- Problem description -
Locate each line below that includes "velocity" and reproduce it.

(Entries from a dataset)
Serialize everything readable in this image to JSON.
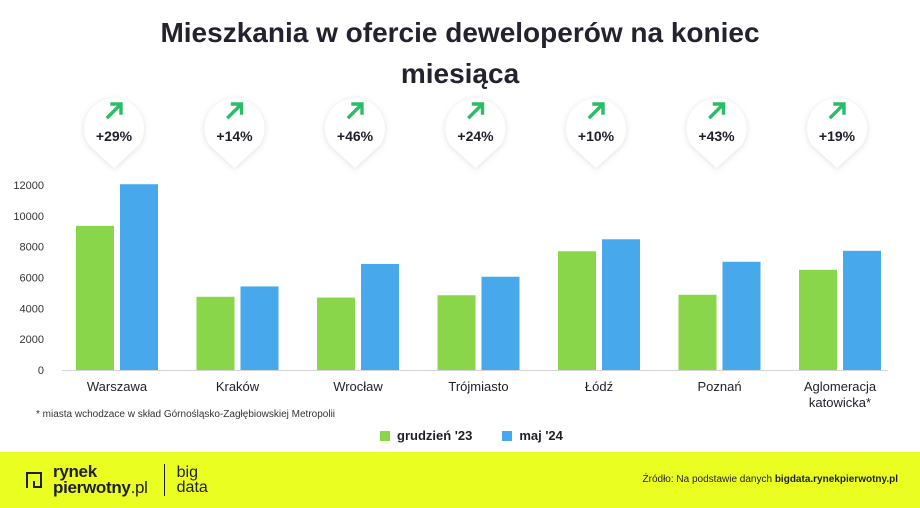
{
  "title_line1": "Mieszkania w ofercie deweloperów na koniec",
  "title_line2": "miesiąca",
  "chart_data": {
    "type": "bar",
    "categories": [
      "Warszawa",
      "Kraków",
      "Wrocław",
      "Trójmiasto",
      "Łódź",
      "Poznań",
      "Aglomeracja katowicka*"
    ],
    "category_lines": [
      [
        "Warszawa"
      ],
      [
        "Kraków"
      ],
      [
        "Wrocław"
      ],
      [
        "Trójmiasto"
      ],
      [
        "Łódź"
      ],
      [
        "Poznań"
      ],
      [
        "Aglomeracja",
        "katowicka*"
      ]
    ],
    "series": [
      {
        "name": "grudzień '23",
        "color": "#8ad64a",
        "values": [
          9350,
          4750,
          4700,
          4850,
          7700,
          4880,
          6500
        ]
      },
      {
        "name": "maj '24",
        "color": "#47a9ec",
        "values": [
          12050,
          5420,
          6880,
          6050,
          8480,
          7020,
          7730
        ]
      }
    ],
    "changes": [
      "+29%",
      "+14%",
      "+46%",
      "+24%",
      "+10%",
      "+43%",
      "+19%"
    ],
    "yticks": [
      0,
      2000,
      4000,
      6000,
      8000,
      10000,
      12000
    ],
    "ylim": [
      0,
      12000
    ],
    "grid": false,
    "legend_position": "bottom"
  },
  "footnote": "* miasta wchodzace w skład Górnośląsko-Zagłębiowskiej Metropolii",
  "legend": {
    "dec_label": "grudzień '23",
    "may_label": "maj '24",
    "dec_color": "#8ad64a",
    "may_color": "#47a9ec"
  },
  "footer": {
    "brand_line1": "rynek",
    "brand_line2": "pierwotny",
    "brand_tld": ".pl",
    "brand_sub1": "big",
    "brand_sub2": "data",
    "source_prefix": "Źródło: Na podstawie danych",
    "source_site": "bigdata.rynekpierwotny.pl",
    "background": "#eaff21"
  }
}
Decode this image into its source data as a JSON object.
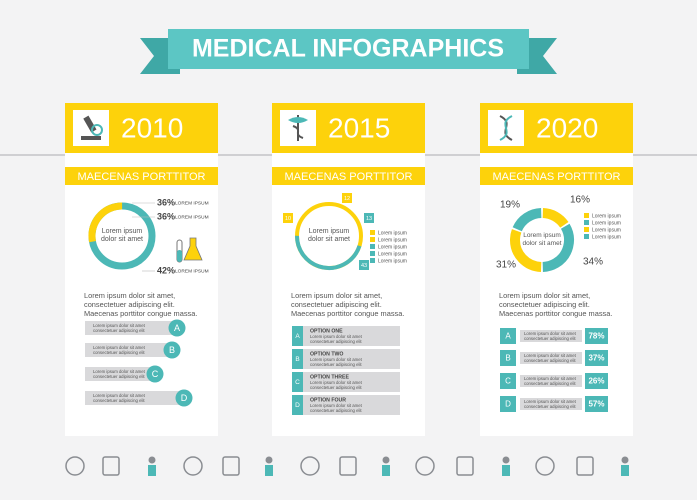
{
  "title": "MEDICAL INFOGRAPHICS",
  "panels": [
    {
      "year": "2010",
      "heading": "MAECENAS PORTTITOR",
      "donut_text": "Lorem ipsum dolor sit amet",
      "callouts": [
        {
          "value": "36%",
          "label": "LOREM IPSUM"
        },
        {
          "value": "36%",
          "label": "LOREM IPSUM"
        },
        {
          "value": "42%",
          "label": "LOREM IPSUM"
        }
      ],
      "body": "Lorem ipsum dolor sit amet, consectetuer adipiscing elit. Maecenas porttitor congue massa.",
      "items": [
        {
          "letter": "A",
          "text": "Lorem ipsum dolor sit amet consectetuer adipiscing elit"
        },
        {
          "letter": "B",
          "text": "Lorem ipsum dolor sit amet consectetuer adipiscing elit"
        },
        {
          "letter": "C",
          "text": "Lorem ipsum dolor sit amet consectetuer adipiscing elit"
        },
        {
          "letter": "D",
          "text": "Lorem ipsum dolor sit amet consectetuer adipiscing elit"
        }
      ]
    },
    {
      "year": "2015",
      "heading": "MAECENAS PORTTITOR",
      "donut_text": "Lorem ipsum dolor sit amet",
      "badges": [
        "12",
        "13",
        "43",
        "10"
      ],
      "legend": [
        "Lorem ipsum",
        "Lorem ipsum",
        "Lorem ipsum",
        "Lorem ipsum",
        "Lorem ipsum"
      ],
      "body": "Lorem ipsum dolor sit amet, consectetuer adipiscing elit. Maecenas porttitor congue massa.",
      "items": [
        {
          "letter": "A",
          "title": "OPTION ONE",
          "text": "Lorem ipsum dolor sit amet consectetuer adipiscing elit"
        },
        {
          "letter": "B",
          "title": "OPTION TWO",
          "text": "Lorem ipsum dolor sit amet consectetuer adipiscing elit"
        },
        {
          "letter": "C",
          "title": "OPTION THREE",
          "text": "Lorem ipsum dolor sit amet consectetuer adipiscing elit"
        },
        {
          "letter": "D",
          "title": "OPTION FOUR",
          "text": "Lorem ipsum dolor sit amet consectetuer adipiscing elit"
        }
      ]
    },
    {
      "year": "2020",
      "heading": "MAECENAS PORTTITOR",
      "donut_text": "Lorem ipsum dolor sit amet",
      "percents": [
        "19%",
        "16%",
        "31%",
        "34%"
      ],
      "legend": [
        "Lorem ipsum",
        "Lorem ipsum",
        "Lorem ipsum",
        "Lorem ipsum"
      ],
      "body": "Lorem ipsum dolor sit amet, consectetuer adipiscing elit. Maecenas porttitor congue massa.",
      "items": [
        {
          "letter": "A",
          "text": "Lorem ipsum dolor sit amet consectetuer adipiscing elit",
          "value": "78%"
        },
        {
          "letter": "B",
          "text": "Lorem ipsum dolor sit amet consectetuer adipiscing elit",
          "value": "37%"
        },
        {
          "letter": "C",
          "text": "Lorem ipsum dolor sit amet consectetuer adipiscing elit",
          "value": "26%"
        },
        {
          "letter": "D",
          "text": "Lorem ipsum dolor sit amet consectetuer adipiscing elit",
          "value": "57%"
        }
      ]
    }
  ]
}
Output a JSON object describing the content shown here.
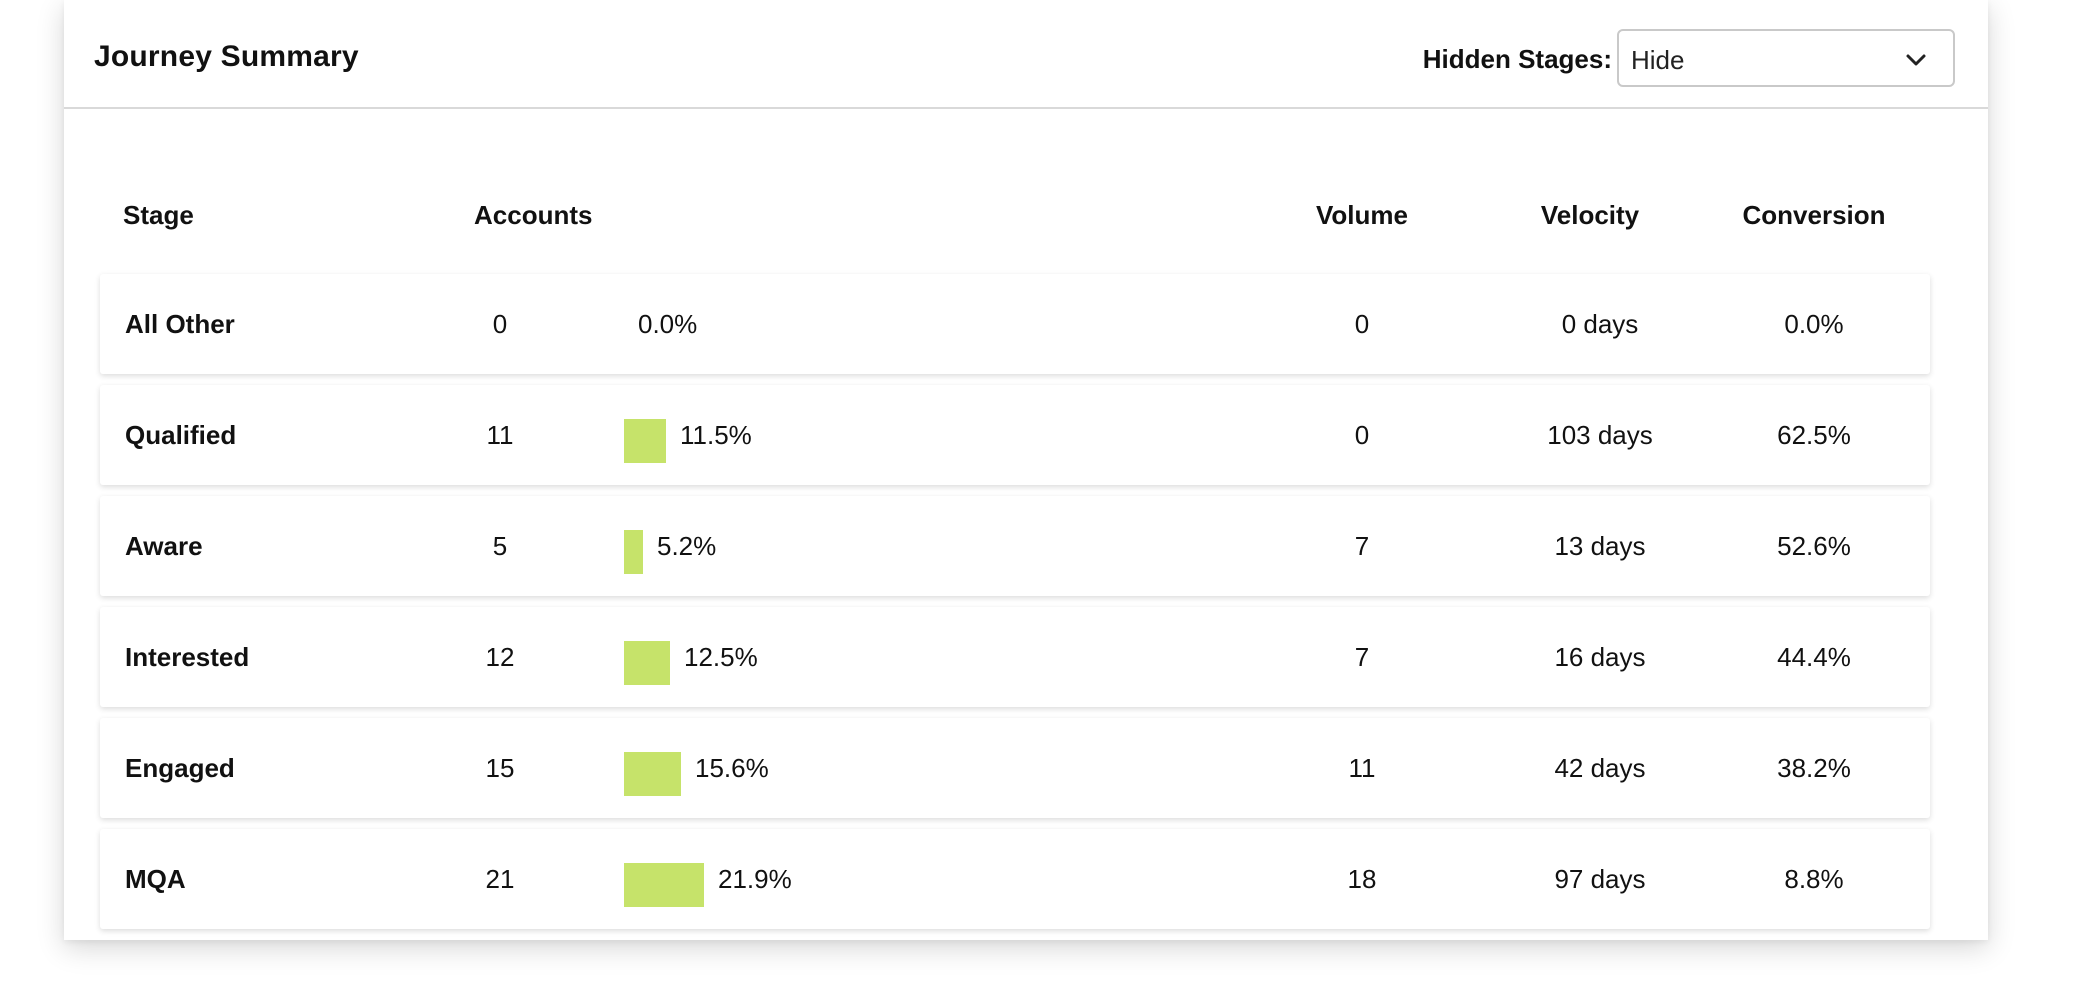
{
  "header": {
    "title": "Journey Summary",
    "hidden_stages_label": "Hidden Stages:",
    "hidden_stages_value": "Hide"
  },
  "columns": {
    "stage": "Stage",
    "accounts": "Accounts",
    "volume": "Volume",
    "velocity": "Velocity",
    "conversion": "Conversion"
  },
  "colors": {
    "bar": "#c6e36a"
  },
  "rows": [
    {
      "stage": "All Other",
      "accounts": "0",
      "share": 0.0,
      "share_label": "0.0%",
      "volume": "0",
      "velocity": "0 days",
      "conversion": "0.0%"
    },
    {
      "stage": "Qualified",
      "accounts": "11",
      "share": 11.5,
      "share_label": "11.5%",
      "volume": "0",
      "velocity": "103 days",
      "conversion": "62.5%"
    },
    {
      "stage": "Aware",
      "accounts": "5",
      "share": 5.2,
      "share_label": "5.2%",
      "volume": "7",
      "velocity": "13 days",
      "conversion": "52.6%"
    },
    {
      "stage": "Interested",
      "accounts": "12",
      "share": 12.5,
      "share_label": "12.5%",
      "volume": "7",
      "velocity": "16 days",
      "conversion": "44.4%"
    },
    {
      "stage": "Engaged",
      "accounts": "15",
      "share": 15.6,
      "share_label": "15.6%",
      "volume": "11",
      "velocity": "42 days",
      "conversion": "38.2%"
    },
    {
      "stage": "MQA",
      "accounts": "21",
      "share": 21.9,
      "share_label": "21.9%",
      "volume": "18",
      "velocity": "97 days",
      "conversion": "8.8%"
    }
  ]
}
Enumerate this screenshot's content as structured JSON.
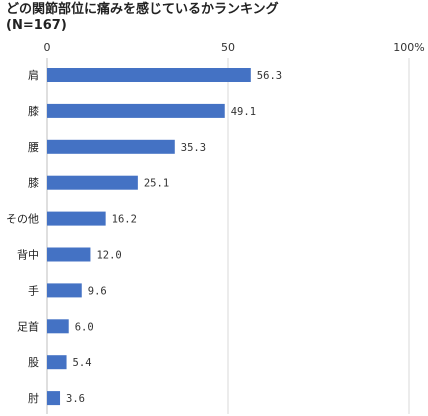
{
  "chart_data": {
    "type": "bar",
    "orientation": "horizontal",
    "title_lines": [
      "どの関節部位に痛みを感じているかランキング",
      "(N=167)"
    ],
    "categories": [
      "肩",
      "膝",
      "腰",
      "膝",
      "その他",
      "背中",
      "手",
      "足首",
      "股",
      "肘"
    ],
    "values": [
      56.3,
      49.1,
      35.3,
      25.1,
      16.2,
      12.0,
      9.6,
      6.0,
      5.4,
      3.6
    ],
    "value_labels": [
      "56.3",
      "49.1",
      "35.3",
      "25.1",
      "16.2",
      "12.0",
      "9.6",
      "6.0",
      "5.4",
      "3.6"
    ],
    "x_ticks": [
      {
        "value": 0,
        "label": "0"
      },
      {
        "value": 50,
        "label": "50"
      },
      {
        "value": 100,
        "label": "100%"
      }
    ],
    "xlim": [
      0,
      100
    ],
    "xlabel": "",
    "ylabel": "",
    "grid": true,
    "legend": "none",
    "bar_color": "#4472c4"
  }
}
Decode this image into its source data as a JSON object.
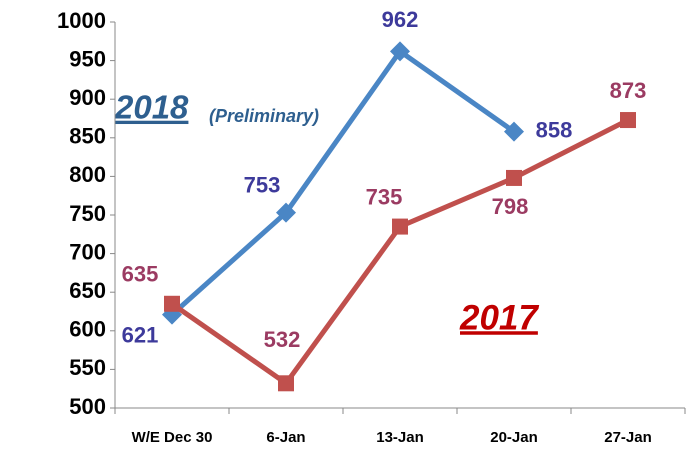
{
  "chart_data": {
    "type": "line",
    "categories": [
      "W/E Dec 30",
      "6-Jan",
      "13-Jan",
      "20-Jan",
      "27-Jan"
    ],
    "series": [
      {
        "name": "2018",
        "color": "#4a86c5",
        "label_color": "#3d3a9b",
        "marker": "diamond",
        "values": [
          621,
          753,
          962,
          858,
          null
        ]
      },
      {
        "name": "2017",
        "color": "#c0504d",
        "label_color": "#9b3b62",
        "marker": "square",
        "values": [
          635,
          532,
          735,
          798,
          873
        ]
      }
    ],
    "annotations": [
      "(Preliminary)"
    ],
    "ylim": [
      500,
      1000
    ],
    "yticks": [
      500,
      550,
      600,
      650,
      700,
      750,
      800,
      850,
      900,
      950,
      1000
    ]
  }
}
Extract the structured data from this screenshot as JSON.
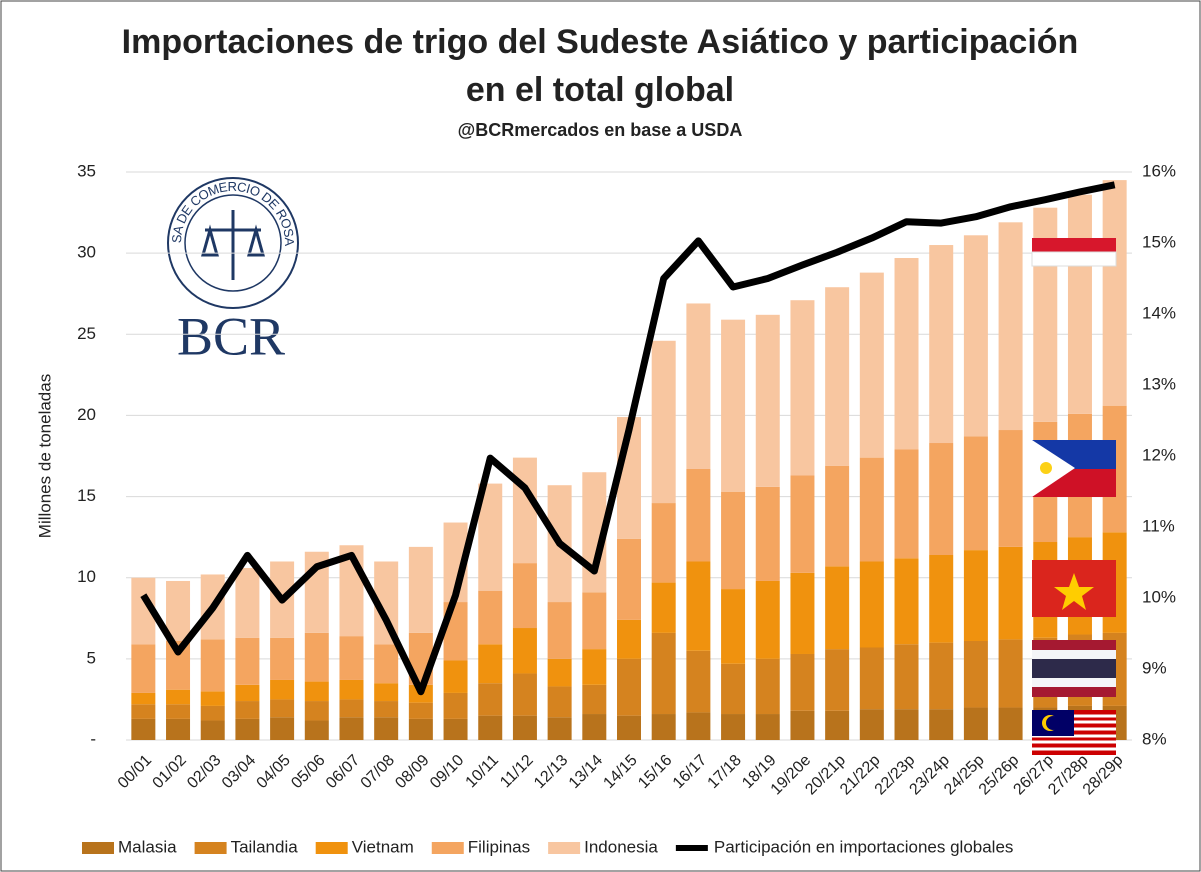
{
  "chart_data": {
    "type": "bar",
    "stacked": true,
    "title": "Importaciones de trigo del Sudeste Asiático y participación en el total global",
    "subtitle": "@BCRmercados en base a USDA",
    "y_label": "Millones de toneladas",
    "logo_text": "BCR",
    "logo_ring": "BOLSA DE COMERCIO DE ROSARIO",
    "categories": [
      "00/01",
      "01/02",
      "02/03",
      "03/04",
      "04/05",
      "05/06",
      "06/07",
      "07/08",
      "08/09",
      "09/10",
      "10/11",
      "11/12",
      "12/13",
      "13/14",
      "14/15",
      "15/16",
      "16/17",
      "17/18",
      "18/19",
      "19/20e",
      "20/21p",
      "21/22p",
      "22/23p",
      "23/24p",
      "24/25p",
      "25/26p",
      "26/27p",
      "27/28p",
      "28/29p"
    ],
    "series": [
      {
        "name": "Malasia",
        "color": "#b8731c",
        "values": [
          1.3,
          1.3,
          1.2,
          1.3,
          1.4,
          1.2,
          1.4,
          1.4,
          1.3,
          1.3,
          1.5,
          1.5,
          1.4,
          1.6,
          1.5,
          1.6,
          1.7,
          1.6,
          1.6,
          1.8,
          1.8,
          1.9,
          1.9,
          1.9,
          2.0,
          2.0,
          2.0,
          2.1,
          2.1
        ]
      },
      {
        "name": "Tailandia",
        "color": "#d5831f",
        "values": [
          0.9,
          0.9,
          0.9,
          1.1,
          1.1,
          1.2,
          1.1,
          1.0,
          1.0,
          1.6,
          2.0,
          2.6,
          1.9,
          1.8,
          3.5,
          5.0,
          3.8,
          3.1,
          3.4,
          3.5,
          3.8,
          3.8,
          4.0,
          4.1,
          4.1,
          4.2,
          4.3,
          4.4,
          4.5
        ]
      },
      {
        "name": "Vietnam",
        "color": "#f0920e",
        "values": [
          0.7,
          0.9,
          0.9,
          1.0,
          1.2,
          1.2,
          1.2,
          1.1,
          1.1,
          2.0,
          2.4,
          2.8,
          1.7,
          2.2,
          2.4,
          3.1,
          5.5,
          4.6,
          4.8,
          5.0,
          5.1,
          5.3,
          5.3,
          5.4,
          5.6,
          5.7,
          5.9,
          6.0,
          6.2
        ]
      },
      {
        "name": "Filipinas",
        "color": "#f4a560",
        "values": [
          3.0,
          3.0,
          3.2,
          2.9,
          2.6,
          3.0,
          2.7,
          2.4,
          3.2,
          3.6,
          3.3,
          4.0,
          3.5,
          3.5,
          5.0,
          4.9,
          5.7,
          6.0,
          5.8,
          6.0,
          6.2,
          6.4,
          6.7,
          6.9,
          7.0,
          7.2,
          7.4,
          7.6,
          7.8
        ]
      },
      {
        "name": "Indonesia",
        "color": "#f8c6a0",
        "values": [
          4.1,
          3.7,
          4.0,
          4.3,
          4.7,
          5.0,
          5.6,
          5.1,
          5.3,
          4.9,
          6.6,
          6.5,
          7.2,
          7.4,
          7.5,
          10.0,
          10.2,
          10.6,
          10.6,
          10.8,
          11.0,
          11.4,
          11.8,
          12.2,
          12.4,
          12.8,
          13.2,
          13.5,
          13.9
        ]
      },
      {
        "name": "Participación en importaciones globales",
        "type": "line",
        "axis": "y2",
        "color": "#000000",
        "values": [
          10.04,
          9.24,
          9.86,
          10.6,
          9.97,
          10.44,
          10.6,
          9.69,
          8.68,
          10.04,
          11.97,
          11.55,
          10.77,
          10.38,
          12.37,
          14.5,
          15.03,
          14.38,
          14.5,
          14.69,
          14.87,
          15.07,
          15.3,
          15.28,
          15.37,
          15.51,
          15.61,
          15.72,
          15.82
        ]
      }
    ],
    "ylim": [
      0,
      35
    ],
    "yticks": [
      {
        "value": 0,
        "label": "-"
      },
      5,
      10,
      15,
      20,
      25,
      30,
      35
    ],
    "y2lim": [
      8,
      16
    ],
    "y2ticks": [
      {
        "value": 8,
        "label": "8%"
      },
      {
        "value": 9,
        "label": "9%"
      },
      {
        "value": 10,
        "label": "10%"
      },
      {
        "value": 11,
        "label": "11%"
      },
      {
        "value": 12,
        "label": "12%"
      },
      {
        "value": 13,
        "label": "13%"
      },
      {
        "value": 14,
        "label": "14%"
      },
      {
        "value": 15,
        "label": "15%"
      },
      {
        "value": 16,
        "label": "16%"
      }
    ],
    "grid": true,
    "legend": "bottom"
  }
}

- Exercise output -
    "velocity": "Velocity",
      "velocity": "0 days",
      "velocity": "103 days",
      "velocity": "13 days",
      "velocity": "16 days",
      "velocity": "42 days",
      "velocity": "97 days",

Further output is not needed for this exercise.